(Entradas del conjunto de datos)
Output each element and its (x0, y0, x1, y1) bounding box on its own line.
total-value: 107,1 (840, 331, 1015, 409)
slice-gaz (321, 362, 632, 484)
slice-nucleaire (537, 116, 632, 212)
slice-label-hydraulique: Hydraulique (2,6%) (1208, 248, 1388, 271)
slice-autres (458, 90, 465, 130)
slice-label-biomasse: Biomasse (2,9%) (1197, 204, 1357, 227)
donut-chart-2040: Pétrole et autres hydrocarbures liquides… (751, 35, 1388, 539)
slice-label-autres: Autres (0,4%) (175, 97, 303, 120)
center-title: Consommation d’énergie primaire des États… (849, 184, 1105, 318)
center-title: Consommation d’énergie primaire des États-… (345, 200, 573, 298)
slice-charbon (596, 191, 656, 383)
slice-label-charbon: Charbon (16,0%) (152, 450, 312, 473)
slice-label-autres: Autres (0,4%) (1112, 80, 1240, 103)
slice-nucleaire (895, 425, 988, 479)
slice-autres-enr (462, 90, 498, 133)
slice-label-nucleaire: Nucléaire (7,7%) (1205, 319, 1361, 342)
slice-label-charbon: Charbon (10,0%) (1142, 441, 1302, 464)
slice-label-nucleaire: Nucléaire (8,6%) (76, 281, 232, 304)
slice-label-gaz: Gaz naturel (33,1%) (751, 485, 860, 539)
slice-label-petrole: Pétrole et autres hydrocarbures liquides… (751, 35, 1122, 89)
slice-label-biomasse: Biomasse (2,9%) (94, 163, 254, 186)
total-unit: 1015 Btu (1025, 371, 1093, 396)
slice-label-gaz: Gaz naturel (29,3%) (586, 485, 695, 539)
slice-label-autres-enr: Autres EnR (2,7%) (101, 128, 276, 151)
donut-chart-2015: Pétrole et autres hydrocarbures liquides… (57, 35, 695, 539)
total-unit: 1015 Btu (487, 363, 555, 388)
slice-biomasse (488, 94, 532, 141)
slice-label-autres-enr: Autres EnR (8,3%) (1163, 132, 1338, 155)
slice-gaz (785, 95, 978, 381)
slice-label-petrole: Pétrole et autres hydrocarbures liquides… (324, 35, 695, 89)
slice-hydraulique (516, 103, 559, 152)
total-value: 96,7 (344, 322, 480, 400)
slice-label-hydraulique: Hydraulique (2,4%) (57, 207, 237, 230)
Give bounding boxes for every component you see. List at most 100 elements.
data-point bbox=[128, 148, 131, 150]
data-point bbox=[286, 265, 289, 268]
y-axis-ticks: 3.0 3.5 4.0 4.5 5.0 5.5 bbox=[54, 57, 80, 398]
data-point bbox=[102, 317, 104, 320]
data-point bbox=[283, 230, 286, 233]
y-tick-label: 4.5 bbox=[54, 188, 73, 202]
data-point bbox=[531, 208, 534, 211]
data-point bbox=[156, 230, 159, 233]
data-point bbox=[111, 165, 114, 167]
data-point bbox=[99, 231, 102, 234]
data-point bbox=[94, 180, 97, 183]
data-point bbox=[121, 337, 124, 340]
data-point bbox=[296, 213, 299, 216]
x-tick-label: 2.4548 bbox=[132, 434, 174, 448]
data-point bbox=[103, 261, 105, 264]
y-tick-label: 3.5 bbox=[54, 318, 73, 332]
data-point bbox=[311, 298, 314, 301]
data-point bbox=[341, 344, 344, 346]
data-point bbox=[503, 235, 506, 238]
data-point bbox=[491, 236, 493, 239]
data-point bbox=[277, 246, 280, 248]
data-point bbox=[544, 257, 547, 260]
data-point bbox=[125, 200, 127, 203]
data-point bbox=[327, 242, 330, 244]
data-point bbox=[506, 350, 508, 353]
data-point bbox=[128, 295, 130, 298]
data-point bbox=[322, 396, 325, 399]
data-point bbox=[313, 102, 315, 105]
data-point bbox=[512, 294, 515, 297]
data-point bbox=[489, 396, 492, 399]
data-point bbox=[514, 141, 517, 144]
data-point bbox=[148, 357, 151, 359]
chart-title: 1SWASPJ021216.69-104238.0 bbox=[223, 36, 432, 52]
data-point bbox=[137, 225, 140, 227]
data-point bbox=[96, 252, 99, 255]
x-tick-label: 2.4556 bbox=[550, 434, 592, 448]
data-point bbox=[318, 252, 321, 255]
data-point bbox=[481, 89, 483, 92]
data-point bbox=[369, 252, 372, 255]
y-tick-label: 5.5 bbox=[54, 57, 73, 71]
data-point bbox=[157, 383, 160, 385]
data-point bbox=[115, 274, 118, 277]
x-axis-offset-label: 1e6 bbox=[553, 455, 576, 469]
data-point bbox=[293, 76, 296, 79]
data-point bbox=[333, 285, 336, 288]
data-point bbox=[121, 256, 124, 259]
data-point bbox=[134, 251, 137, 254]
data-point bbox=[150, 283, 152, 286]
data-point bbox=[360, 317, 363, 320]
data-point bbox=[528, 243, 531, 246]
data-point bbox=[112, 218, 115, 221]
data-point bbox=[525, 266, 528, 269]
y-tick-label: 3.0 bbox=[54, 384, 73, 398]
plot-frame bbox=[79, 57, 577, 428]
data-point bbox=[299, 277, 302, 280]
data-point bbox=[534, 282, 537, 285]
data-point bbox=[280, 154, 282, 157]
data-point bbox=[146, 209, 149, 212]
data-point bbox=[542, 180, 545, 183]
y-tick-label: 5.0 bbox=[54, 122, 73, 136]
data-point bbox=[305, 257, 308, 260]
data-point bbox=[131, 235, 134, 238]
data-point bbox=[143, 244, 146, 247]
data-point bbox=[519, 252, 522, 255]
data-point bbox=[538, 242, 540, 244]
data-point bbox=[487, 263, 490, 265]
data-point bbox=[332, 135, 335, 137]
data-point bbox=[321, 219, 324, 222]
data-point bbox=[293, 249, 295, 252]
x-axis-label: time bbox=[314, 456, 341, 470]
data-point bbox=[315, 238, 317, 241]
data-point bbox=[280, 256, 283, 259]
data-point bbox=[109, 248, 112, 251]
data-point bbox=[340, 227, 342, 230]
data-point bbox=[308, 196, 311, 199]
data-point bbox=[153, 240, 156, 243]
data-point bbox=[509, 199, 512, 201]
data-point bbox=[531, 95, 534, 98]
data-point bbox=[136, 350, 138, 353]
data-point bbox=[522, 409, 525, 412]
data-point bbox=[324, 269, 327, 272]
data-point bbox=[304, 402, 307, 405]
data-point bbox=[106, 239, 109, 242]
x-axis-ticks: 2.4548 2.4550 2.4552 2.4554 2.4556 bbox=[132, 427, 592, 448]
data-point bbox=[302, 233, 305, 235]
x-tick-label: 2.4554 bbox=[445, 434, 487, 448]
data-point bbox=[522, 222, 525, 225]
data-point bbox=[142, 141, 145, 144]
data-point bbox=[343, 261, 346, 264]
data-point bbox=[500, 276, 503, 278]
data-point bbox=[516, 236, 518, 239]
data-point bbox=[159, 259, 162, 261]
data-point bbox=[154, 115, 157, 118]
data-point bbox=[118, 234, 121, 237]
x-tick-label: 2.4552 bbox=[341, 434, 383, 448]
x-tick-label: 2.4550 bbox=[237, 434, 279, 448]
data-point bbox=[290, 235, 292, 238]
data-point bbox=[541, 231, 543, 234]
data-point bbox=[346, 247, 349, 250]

(DESCRIPCIÓN DE LA TAREA):
Reescribe todas las entradas anteriores y sustituye "data-point" por "data-marker" en cada aparición, sin modificar nada más.

(EJERCICIO RESUELTO):
Output each element and its (x0, y0, x1, y1) bounding box on its own line.
total-value: 107,1 (840, 331, 1015, 409)
slice-gaz (321, 362, 632, 484)
slice-nucleaire (537, 116, 632, 212)
slice-label-hydraulique: Hydraulique (2,6%) (1208, 248, 1388, 271)
slice-autres (458, 90, 465, 130)
slice-label-biomasse: Biomasse (2,9%) (1197, 204, 1357, 227)
donut-chart-2040: Pétrole et autres hydrocarbures liquides… (751, 35, 1388, 539)
slice-label-autres: Autres (0,4%) (175, 97, 303, 120)
center-title: Consommation d’énergie primaire des États… (849, 184, 1105, 318)
center-title: Consommation d’énergie primaire des États-… (345, 200, 573, 298)
slice-charbon (596, 191, 656, 383)
slice-label-charbon: Charbon (16,0%) (152, 450, 312, 473)
slice-label-autres: Autres (0,4%) (1112, 80, 1240, 103)
slice-nucleaire (895, 425, 988, 479)
slice-autres-enr (462, 90, 498, 133)
slice-label-nucleaire: Nucléaire (7,7%) (1205, 319, 1361, 342)
slice-label-charbon: Charbon (10,0%) (1142, 441, 1302, 464)
slice-label-nucleaire: Nucléaire (8,6%) (76, 281, 232, 304)
slice-label-gaz: Gaz naturel (33,1%) (751, 485, 860, 539)
slice-label-petrole: Pétrole et autres hydrocarbures liquides… (751, 35, 1122, 89)
slice-label-biomasse: Biomasse (2,9%) (94, 163, 254, 186)
total-unit: 1015 Btu (1025, 371, 1093, 396)
slice-label-gaz: Gaz naturel (29,3%) (586, 485, 695, 539)
slice-label-autres-enr: Autres EnR (2,7%) (101, 128, 276, 151)
donut-chart-2015: Pétrole et autres hydrocarbures liquides… (57, 35, 695, 539)
total-unit: 1015 Btu (487, 363, 555, 388)
slice-biomasse (488, 94, 532, 141)
slice-label-autres-enr: Autres EnR (8,3%) (1163, 132, 1338, 155)
slice-gaz (785, 95, 978, 381)
slice-label-petrole: Pétrole et autres hydrocarbures liquides… (324, 35, 695, 89)
slice-hydraulique (516, 103, 559, 152)
total-value: 96,7 (344, 322, 480, 400)
slice-label-hydraulique: Hydraulique (2,4%) (57, 207, 237, 230)
Give bounding boxes for every component you see. List at most 100 elements.
data-marker bbox=[128, 148, 131, 150]
data-marker bbox=[286, 265, 289, 268]
y-axis-ticks: 3.0 3.5 4.0 4.5 5.0 5.5 bbox=[54, 57, 80, 398]
data-marker bbox=[102, 317, 104, 320]
data-marker bbox=[283, 230, 286, 233]
y-tick-label: 4.5 bbox=[54, 188, 73, 202]
data-marker bbox=[531, 208, 534, 211]
data-marker bbox=[156, 230, 159, 233]
data-marker bbox=[111, 165, 114, 167]
data-marker bbox=[99, 231, 102, 234]
data-marker bbox=[94, 180, 97, 183]
data-marker bbox=[121, 337, 124, 340]
data-marker bbox=[296, 213, 299, 216]
x-tick-label: 2.4548 bbox=[132, 434, 174, 448]
data-marker bbox=[103, 261, 105, 264]
y-tick-label: 3.5 bbox=[54, 318, 73, 332]
data-marker bbox=[311, 298, 314, 301]
data-marker bbox=[341, 344, 344, 346]
data-marker bbox=[503, 235, 506, 238]
data-marker bbox=[491, 236, 493, 239]
data-marker bbox=[277, 246, 280, 248]
data-marker bbox=[544, 257, 547, 260]
data-marker bbox=[125, 200, 127, 203]
data-marker bbox=[327, 242, 330, 244]
data-marker bbox=[506, 350, 508, 353]
data-marker bbox=[128, 295, 130, 298]
data-marker bbox=[322, 396, 325, 399]
data-marker bbox=[313, 102, 315, 105]
data-marker bbox=[512, 294, 515, 297]
data-marker bbox=[489, 396, 492, 399]
data-marker bbox=[514, 141, 517, 144]
data-marker bbox=[148, 357, 151, 359]
chart-title: 1SWASPJ021216.69-104238.0 bbox=[223, 36, 432, 52]
data-marker bbox=[137, 225, 140, 227]
data-marker bbox=[96, 252, 99, 255]
x-tick-label: 2.4556 bbox=[550, 434, 592, 448]
data-marker bbox=[318, 252, 321, 255]
data-marker bbox=[481, 89, 483, 92]
data-marker bbox=[369, 252, 372, 255]
y-tick-label: 5.5 bbox=[54, 57, 73, 71]
data-marker bbox=[157, 383, 160, 385]
data-marker bbox=[115, 274, 118, 277]
x-axis-offset-label: 1e6 bbox=[553, 455, 576, 469]
data-marker bbox=[293, 76, 296, 79]
data-marker bbox=[333, 285, 336, 288]
data-marker bbox=[121, 256, 124, 259]
data-marker bbox=[134, 251, 137, 254]
data-marker bbox=[150, 283, 152, 286]
data-marker bbox=[360, 317, 363, 320]
data-marker bbox=[528, 243, 531, 246]
data-marker bbox=[112, 218, 115, 221]
data-marker bbox=[525, 266, 528, 269]
y-tick-label: 3.0 bbox=[54, 384, 73, 398]
plot-frame bbox=[79, 57, 577, 428]
data-marker bbox=[299, 277, 302, 280]
data-marker bbox=[534, 282, 537, 285]
data-marker bbox=[280, 154, 282, 157]
data-marker bbox=[146, 209, 149, 212]
data-marker bbox=[542, 180, 545, 183]
y-tick-label: 5.0 bbox=[54, 122, 73, 136]
data-marker bbox=[305, 257, 308, 260]
data-marker bbox=[131, 235, 134, 238]
data-marker bbox=[143, 244, 146, 247]
data-marker bbox=[519, 252, 522, 255]
data-marker bbox=[538, 242, 540, 244]
data-marker bbox=[487, 263, 490, 265]
data-marker bbox=[332, 135, 335, 137]
data-marker bbox=[321, 219, 324, 222]
data-marker bbox=[293, 249, 295, 252]
x-axis-label: time bbox=[314, 456, 341, 470]
data-marker bbox=[315, 238, 317, 241]
data-marker bbox=[280, 256, 283, 259]
data-marker bbox=[109, 248, 112, 251]
data-marker bbox=[340, 227, 342, 230]
data-marker bbox=[308, 196, 311, 199]
data-marker bbox=[153, 240, 156, 243]
data-marker bbox=[509, 199, 512, 201]
data-marker bbox=[531, 95, 534, 98]
data-marker bbox=[136, 350, 138, 353]
data-marker bbox=[522, 409, 525, 412]
data-marker bbox=[324, 269, 327, 272]
data-marker bbox=[304, 402, 307, 405]
data-marker bbox=[106, 239, 109, 242]
x-axis-ticks: 2.4548 2.4550 2.4552 2.4554 2.4556 bbox=[132, 427, 592, 448]
data-marker bbox=[302, 233, 305, 235]
x-tick-label: 2.4554 bbox=[445, 434, 487, 448]
data-marker bbox=[522, 222, 525, 225]
data-marker bbox=[142, 141, 145, 144]
data-marker bbox=[343, 261, 346, 264]
data-marker bbox=[500, 276, 503, 278]
data-marker bbox=[516, 236, 518, 239]
data-marker bbox=[159, 259, 162, 261]
data-marker bbox=[154, 115, 157, 118]
data-marker bbox=[118, 234, 121, 237]
x-tick-label: 2.4552 bbox=[341, 434, 383, 448]
x-tick-label: 2.4550 bbox=[237, 434, 279, 448]
data-marker bbox=[290, 235, 292, 238]
data-marker bbox=[541, 231, 543, 234]
data-marker bbox=[346, 247, 349, 250]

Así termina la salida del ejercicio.